THE REQUEST
Your task is to give the listing below back word for word, pictures excluded.

Stored dataset items
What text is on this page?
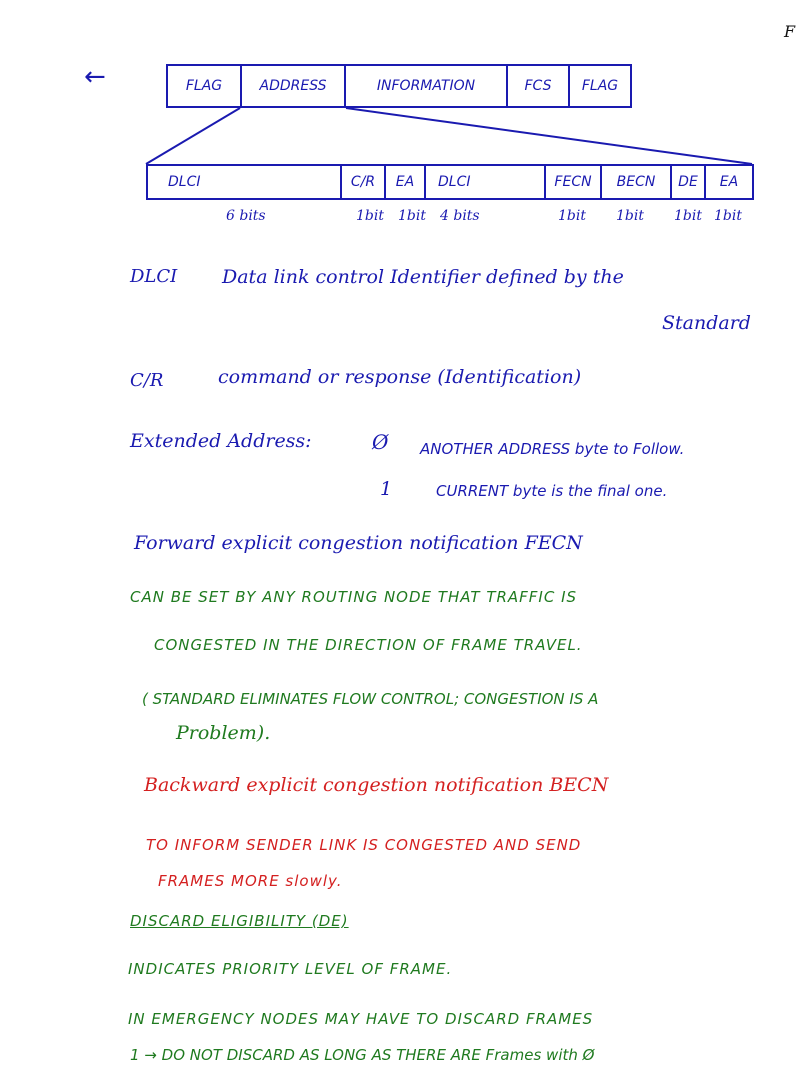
F
←	FLAG	ADDRESS	INFORMATION	FCS	FLAG
DLCI	C/R	EA	DLCI	FECN	BECN	DE	EA
6 bits	1bit 1bit 4 bits	1bit 1bit 1bit 1bit
DLCI Data link control Identifier defined by the
Standard
C/R	command or response (Identification)
Extended Address:	Ø ANOTHER ADDRESS byte to Follow.
1	CURRENT byte is the final one.
Forward explicit congestion notification FECN
CAN BE SET BY ANY ROUTING NODE THAT TRAFFIC IS
CONGESTED IN THE DIRECTION OF FRAME TRAVEL.
( STANDARD ELIMINATES FLOW CONTROL; CONGESTION IS A
Problem).
Backward explicit congestion notification BECN
TO INFORM SENDER LINK IS CONGESTED AND SEND
FRAMES MORE slowly.
DISCARD ELIGIBILITY (DE)
INDICATES PRIORITY LEVEL OF FRAME.
IN EMERGENCY NODES MAY HAVE TO DISCARD FRAMES
1 → DO NOT DISCARD AS LONG AS THERE ARE Frames with Ø
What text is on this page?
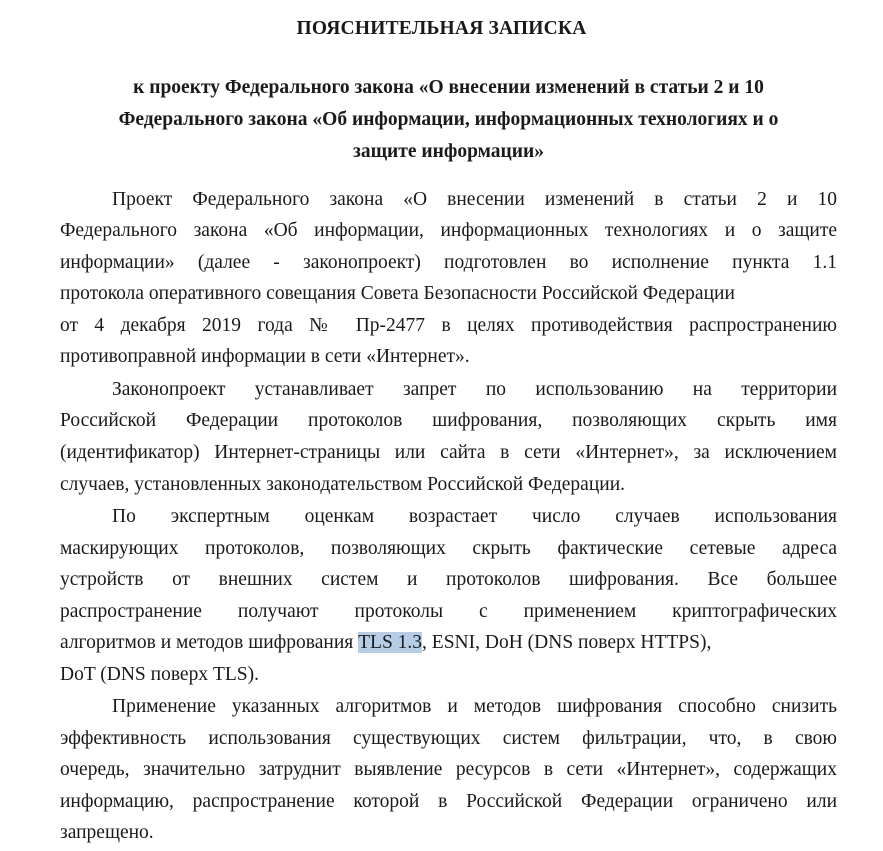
ПОЯСНИТЕЛЬНАЯ ЗАПИСКА
к проекту Федерального закона «О внесении изменений в статьи 2 и 10
Федерального закона «Об информации, информационных технологиях и о
защите информации»
Проект Федерального закона «О внесении изменений в статьи 2 и 10
Федерального закона «Об информации, информационных технологиях и о защите
информации» (далее - законопроект) подготовлен во исполнение пункта 1.1
протокола оперативного совещания Совета Безопасности Российской Федерации
от 4 декабря 2019 года № Пр-2477 в целях противодействия распространению
противоправной информации в сети «Интернет».
Законопроект устанавливает запрет по использованию на территории
Российской Федерации протоколов шифрования, позволяющих скрыть имя
(идентификатор) Интернет-страницы или сайта в сети «Интернет», за исключением
случаев, установленных законодательством Российской Федерации.
По экспертным оценкам возрастает число случаев использования
маскирующих протоколов, позволяющих скрыть фактические сетевые адреса
устройств от внешних систем и протоколов шифрования. Все большее
распространение получают протоколы с применением криптографических
алгоритмов и методов шифрования TLS 1.3, ESNI, DoH (DNS поверх HTTPS),
DoT (DNS поверх TLS).
Применение указанных алгоритмов и методов шифрования способно снизить
эффективность использования существующих систем фильтрации, что, в свою
очередь, значительно затруднит выявление ресурсов в сети «Интернет», содержащих
информацию, распространение которой в Российской Федерации ограничено или
запрещено.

WRITTEN SOLUTION
What text is on this page?
F
←	FLAG	ADDRESS	INFORMATION	FCS	FLAG
DLCI	C/R	EA	DLCI	FECN	BECN	DE	EA
6 bits	1bit 1bit 4 bits	1bit 1bit 1bit 1bit
DLCI Data link control Identifier defined by the
Standard
C/R	command or response (Identification)
Extended Address:	Ø ANOTHER ADDRESS byte to Follow.
1	CURRENT byte is the final one.
Forward explicit congestion notification FECN
CAN BE SET BY ANY ROUTING NODE THAT TRAFFIC IS
CONGESTED IN THE DIRECTION OF FRAME TRAVEL.
( STANDARD ELIMINATES FLOW CONTROL; CONGESTION IS A
Problem).
Backward explicit congestion notification BECN
TO INFORM SENDER LINK IS CONGESTED AND SEND
FRAMES MORE slowly.
DISCARD ELIGIBILITY (DE)
INDICATES PRIORITY LEVEL OF FRAME.
IN EMERGENCY NODES MAY HAVE TO DISCARD FRAMES
1 → DO NOT DISCARD AS LONG AS THERE ARE Frames with Ø
What text is on this page?
ПОЯСНИТЕЛЬНАЯ ЗАПИСКА
к проекту Федерального закона «О внесении изменений в статьи 2 и 10
Федерального закона «Об информации, информационных технологиях и о
защите информации»
Проект Федерального закона «О внесении изменений в статьи 2 и 10
Федерального закона «Об информации, информационных технологиях и о защите
информации» (далее - законопроект) подготовлен во исполнение пункта 1.1
протокола оперативного совещания Совета Безопасности Российской Федерации
от 4 декабря 2019 года № Пр-2477 в целях противодействия распространению
противоправной информации в сети «Интернет».
Законопроект устанавливает запрет по использованию на территории
Российской Федерации протоколов шифрования, позволяющих скрыть имя
(идентификатор) Интернет-страницы или сайта в сети «Интернет», за исключением
случаев, установленных законодательством Российской Федерации.
По экспертным оценкам возрастает число случаев использования
маскирующих протоколов, позволяющих скрыть фактические сетевые адреса
устройств от внешних систем и протоколов шифрования. Все большее
распространение получают протоколы с применением криптографических
алгоритмов и методов шифрования TLS 1.3, ESNI, DoH (DNS поверх HTTPS),
DoT (DNS поверх TLS).
Применение указанных алгоритмов и методов шифрования способно снизить
эффективность использования существующих систем фильтрации, что, в свою
очередь, значительно затруднит выявление ресурсов в сети «Интернет», содержащих
информацию, распространение которой в Российской Федерации ограничено или
запрещено.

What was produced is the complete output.